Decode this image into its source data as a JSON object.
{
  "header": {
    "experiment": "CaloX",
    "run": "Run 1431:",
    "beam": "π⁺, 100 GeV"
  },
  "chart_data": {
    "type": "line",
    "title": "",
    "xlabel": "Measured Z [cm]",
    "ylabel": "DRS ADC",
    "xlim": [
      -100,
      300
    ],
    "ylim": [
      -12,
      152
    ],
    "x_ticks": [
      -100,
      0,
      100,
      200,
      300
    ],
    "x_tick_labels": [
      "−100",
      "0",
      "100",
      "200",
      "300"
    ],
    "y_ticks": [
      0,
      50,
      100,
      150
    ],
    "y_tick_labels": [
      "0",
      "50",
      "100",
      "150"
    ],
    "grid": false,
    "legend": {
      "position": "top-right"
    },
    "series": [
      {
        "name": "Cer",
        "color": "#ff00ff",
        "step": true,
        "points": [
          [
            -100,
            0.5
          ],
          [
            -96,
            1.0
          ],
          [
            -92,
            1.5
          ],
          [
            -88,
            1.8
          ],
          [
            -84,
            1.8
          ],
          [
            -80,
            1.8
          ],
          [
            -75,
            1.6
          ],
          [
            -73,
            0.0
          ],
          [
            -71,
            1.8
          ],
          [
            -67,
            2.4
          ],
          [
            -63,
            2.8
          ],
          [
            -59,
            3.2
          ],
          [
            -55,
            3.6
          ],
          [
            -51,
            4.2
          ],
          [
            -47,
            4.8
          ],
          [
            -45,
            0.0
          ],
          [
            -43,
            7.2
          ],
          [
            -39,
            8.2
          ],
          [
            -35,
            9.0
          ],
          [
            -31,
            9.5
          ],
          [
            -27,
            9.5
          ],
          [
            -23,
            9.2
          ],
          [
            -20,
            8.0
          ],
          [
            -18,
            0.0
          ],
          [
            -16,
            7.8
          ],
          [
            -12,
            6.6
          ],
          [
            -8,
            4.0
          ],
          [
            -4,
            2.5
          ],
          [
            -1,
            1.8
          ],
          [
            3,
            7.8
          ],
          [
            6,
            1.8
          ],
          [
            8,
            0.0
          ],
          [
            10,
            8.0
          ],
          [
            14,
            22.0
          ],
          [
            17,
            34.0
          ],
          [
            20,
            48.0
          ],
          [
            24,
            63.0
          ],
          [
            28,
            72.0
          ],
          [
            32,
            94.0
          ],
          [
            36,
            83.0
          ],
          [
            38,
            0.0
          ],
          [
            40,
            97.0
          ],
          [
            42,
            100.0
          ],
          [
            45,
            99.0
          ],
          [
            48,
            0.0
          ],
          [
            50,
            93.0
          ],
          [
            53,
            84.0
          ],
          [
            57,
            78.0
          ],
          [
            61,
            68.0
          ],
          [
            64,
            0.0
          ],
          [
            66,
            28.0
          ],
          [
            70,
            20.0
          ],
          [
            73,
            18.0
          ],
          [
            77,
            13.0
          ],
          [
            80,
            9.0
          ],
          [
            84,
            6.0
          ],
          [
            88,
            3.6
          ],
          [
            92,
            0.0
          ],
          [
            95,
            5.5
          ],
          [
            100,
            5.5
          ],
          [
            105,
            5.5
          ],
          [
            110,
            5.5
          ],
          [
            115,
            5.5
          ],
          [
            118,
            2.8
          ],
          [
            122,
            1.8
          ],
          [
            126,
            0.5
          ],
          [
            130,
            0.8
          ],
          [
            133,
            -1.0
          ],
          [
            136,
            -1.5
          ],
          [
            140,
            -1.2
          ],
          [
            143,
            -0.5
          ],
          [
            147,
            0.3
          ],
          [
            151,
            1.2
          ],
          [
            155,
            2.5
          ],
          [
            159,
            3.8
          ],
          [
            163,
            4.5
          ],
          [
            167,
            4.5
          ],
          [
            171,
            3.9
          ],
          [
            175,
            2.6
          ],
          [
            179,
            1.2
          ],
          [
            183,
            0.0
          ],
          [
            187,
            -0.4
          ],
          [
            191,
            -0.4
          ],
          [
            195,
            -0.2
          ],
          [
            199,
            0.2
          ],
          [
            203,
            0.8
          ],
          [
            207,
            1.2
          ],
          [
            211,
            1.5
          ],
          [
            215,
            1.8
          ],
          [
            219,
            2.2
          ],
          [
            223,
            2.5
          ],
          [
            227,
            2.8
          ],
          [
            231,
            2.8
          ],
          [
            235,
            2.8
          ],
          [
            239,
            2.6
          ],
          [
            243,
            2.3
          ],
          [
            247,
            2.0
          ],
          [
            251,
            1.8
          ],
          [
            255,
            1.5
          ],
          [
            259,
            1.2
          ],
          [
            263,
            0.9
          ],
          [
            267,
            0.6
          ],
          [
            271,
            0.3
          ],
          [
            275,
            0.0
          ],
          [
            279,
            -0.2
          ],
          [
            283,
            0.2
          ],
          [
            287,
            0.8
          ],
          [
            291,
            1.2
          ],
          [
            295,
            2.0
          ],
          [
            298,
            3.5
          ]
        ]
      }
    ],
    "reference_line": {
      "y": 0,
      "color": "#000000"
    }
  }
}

#####

Write the listing out again, exactly as it reads.

FULL OUTPUT:
Decode this image into its source data as a JSON object.
{
  "header": {
    "experiment": "CaloX",
    "run": "Run 1431:",
    "beam": "π⁺, 100 GeV"
  },
  "chart_data": {
    "type": "line",
    "title": "",
    "xlabel": "Measured Z [cm]",
    "ylabel": "DRS ADC",
    "xlim": [
      -100,
      300
    ],
    "ylim": [
      -12,
      152
    ],
    "x_ticks": [
      -100,
      0,
      100,
      200,
      300
    ],
    "x_tick_labels": [
      "−100",
      "0",
      "100",
      "200",
      "300"
    ],
    "y_ticks": [
      0,
      50,
      100,
      150
    ],
    "y_tick_labels": [
      "0",
      "50",
      "100",
      "150"
    ],
    "grid": false,
    "legend": {
      "position": "top-right"
    },
    "series": [
      {
        "name": "Cer",
        "color": "#ff00ff",
        "step": true,
        "points": [
          [
            -100,
            0.5
          ],
          [
            -96,
            1.0
          ],
          [
            -92,
            1.5
          ],
          [
            -88,
            1.8
          ],
          [
            -84,
            1.8
          ],
          [
            -80,
            1.8
          ],
          [
            -75,
            1.6
          ],
          [
            -73,
            0.0
          ],
          [
            -71,
            1.8
          ],
          [
            -67,
            2.4
          ],
          [
            -63,
            2.8
          ],
          [
            -59,
            3.2
          ],
          [
            -55,
            3.6
          ],
          [
            -51,
            4.2
          ],
          [
            -47,
            4.8
          ],
          [
            -45,
            0.0
          ],
          [
            -43,
            7.2
          ],
          [
            -39,
            8.2
          ],
          [
            -35,
            9.0
          ],
          [
            -31,
            9.5
          ],
          [
            -27,
            9.5
          ],
          [
            -23,
            9.2
          ],
          [
            -20,
            8.0
          ],
          [
            -18,
            0.0
          ],
          [
            -16,
            7.8
          ],
          [
            -12,
            6.6
          ],
          [
            -8,
            4.0
          ],
          [
            -4,
            2.5
          ],
          [
            -1,
            1.8
          ],
          [
            3,
            7.8
          ],
          [
            6,
            1.8
          ],
          [
            8,
            0.0
          ],
          [
            10,
            8.0
          ],
          [
            14,
            22.0
          ],
          [
            17,
            34.0
          ],
          [
            20,
            48.0
          ],
          [
            24,
            63.0
          ],
          [
            28,
            72.0
          ],
          [
            32,
            94.0
          ],
          [
            36,
            83.0
          ],
          [
            38,
            0.0
          ],
          [
            40,
            97.0
          ],
          [
            42,
            100.0
          ],
          [
            45,
            99.0
          ],
          [
            48,
            0.0
          ],
          [
            50,
            93.0
          ],
          [
            53,
            84.0
          ],
          [
            57,
            78.0
          ],
          [
            61,
            68.0
          ],
          [
            64,
            0.0
          ],
          [
            66,
            28.0
          ],
          [
            70,
            20.0
          ],
          [
            73,
            18.0
          ],
          [
            77,
            13.0
          ],
          [
            80,
            9.0
          ],
          [
            84,
            6.0
          ],
          [
            88,
            3.6
          ],
          [
            92,
            0.0
          ],
          [
            95,
            5.5
          ],
          [
            100,
            5.5
          ],
          [
            105,
            5.5
          ],
          [
            110,
            5.5
          ],
          [
            115,
            5.5
          ],
          [
            118,
            2.8
          ],
          [
            122,
            1.8
          ],
          [
            126,
            0.5
          ],
          [
            130,
            0.8
          ],
          [
            133,
            -1.0
          ],
          [
            136,
            -1.5
          ],
          [
            140,
            -1.2
          ],
          [
            143,
            -0.5
          ],
          [
            147,
            0.3
          ],
          [
            151,
            1.2
          ],
          [
            155,
            2.5
          ],
          [
            159,
            3.8
          ],
          [
            163,
            4.5
          ],
          [
            167,
            4.5
          ],
          [
            171,
            3.9
          ],
          [
            175,
            2.6
          ],
          [
            179,
            1.2
          ],
          [
            183,
            0.0
          ],
          [
            187,
            -0.4
          ],
          [
            191,
            -0.4
          ],
          [
            195,
            -0.2
          ],
          [
            199,
            0.2
          ],
          [
            203,
            0.8
          ],
          [
            207,
            1.2
          ],
          [
            211,
            1.5
          ],
          [
            215,
            1.8
          ],
          [
            219,
            2.2
          ],
          [
            223,
            2.5
          ],
          [
            227,
            2.8
          ],
          [
            231,
            2.8
          ],
          [
            235,
            2.8
          ],
          [
            239,
            2.6
          ],
          [
            243,
            2.3
          ],
          [
            247,
            2.0
          ],
          [
            251,
            1.8
          ],
          [
            255,
            1.5
          ],
          [
            259,
            1.2
          ],
          [
            263,
            0.9
          ],
          [
            267,
            0.6
          ],
          [
            271,
            0.3
          ],
          [
            275,
            0.0
          ],
          [
            279,
            -0.2
          ],
          [
            283,
            0.2
          ],
          [
            287,
            0.8
          ],
          [
            291,
            1.2
          ],
          [
            295,
            2.0
          ],
          [
            298,
            3.5
          ]
        ]
      }
    ],
    "reference_line": {
      "y": 0,
      "color": "#000000"
    }
  }
}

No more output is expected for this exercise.